▸ **Stated task**
Reproduce all of the data below without alteration; exclude every picture.

─── Records for processing ───

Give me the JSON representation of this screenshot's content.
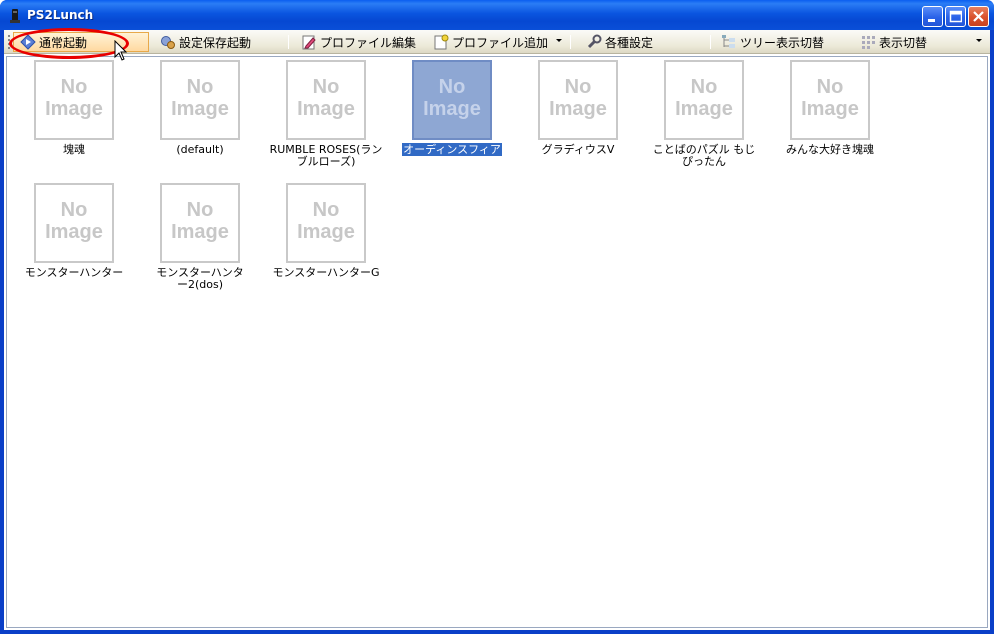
{
  "window": {
    "title": "PS2Lunch"
  },
  "toolbar": {
    "items": [
      {
        "label": "通常起動",
        "icon": "launch-icon"
      },
      {
        "label": "設定保存起動",
        "icon": "save-launch-icon"
      },
      {
        "label": "プロファイル編集",
        "icon": "edit-profile-icon"
      },
      {
        "label": "プロファイル追加",
        "icon": "add-profile-icon"
      },
      {
        "label": "各種設定",
        "icon": "wrench-icon"
      },
      {
        "label": "ツリー表示切替",
        "icon": "tree-icon"
      },
      {
        "label": "表示切替",
        "icon": "view-icon"
      }
    ]
  },
  "thumbnail_placeholder": {
    "line1": "No",
    "line2": "Image"
  },
  "profiles": [
    {
      "name": "塊魂"
    },
    {
      "name": "(default)"
    },
    {
      "name": "RUMBLE ROSES(ランブルローズ)"
    },
    {
      "name": "オーディンスフィア",
      "selected": true
    },
    {
      "name": "グラディウスV"
    },
    {
      "name": "ことばのパズル もじぴったん"
    },
    {
      "name": "みんな大好き塊魂"
    },
    {
      "name": "モンスターハンター"
    },
    {
      "name": "モンスターハンター2(dos)"
    },
    {
      "name": "モンスターハンターG"
    }
  ],
  "colors": {
    "title_bar": "#0a55e0",
    "selection": "#316ac5",
    "annotation": "#e80000"
  }
}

───

▸ **Written answer**
Give me the JSON representation of this screenshot's content.
{
  "window": {
    "title": "PS2Lunch"
  },
  "toolbar": {
    "items": [
      {
        "label": "通常起動",
        "icon": "launch-icon"
      },
      {
        "label": "設定保存起動",
        "icon": "save-launch-icon"
      },
      {
        "label": "プロファイル編集",
        "icon": "edit-profile-icon"
      },
      {
        "label": "プロファイル追加",
        "icon": "add-profile-icon"
      },
      {
        "label": "各種設定",
        "icon": "wrench-icon"
      },
      {
        "label": "ツリー表示切替",
        "icon": "tree-icon"
      },
      {
        "label": "表示切替",
        "icon": "view-icon"
      }
    ]
  },
  "thumbnail_placeholder": {
    "line1": "No",
    "line2": "Image"
  },
  "profiles": [
    {
      "name": "塊魂"
    },
    {
      "name": "(default)"
    },
    {
      "name": "RUMBLE ROSES(ランブルローズ)"
    },
    {
      "name": "オーディンスフィア",
      "selected": true
    },
    {
      "name": "グラディウスV"
    },
    {
      "name": "ことばのパズル もじぴったん"
    },
    {
      "name": "みんな大好き塊魂"
    },
    {
      "name": "モンスターハンター"
    },
    {
      "name": "モンスターハンター2(dos)"
    },
    {
      "name": "モンスターハンターG"
    }
  ],
  "colors": {
    "title_bar": "#0a55e0",
    "selection": "#316ac5",
    "annotation": "#e80000"
  }
}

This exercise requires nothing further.